__Written exercise__: Check each line of the records below and collect those that include the word "Ctrl".

++++++

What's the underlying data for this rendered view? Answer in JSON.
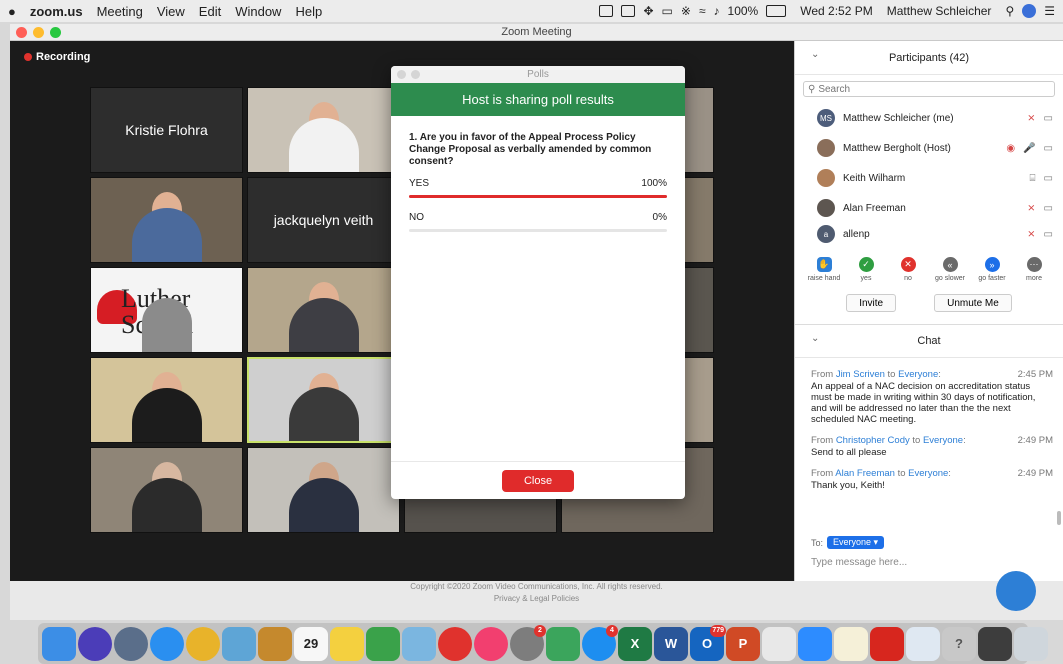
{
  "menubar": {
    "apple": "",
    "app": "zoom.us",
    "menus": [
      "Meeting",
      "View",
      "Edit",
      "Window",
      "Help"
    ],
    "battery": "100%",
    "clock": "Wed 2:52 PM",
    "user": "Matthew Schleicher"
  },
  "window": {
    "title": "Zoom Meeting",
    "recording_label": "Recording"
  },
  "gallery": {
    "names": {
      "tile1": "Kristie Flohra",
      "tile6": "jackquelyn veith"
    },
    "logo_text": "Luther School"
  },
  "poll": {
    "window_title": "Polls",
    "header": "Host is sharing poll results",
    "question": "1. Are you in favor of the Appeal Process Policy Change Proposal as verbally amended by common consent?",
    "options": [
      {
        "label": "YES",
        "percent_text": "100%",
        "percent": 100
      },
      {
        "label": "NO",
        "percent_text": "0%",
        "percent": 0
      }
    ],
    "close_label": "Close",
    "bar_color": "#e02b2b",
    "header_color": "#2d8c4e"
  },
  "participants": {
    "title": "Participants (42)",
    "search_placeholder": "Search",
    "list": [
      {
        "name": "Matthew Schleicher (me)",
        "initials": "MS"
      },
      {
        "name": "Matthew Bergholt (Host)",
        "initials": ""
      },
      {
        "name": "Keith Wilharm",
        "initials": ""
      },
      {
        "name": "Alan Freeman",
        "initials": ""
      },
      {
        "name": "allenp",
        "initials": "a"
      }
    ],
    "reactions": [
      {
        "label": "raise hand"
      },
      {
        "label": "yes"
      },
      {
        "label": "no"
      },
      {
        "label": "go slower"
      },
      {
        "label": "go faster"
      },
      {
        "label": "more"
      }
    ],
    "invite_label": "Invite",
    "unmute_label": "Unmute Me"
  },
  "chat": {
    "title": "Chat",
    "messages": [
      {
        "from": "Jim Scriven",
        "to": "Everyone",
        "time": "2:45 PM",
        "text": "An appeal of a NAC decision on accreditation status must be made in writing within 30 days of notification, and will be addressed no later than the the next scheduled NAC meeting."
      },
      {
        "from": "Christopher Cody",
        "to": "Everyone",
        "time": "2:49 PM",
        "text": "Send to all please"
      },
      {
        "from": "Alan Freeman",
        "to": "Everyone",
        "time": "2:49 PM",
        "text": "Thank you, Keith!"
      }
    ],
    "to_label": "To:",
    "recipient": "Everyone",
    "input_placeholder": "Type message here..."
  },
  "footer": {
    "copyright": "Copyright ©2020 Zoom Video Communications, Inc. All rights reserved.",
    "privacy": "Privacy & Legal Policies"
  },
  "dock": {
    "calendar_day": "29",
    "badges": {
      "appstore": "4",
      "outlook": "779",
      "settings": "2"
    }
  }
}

++++++

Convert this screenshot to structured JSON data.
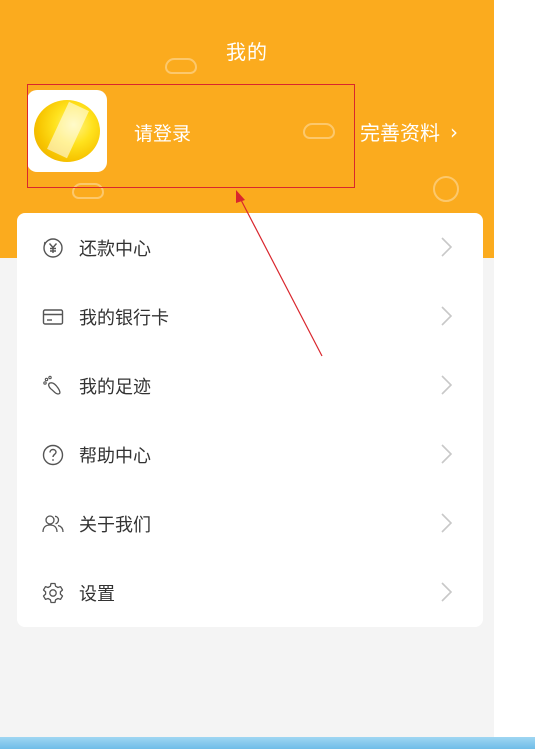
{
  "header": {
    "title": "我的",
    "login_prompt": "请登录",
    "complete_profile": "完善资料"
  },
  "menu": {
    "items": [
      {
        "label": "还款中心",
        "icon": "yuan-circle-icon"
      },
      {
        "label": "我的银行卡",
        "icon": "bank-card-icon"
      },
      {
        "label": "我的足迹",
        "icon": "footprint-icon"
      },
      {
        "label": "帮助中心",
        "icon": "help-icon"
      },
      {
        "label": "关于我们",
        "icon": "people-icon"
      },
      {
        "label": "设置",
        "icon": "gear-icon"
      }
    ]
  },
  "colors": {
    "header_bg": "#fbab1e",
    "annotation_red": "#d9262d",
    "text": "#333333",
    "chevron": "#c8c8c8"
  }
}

++++++

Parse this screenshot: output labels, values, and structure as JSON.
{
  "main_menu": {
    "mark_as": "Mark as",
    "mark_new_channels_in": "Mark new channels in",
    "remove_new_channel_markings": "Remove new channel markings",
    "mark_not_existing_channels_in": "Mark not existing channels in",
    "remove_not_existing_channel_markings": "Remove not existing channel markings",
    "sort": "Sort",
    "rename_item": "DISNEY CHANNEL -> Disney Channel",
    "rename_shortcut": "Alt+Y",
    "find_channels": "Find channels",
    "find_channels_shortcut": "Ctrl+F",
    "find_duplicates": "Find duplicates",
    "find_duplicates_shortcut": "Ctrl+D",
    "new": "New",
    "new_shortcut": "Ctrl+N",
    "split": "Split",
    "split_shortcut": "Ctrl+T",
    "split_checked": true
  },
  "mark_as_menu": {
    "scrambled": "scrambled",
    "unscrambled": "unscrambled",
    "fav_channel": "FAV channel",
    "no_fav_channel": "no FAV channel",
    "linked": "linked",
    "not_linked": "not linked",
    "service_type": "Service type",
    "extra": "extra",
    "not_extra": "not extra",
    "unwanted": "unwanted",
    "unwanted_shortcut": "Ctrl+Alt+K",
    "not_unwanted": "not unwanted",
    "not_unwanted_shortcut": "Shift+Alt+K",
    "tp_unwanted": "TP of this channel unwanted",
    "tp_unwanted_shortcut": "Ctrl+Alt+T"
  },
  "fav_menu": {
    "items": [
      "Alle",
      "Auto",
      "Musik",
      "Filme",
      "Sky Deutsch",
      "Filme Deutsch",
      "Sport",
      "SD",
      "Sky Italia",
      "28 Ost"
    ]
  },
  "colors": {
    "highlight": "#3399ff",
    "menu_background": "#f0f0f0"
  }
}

++++++

__Answer to the task__:
    "find_channels_shortcut": "Ctrl+F",
    "find_duplicates_shortcut": "Ctrl+D",
    "new_shortcut": "Ctrl+N",
    "split_shortcut": "Ctrl+T",
    "unwanted_shortcut": "Ctrl+Alt+K",
    "tp_unwanted_shortcut": "Ctrl+Alt+T"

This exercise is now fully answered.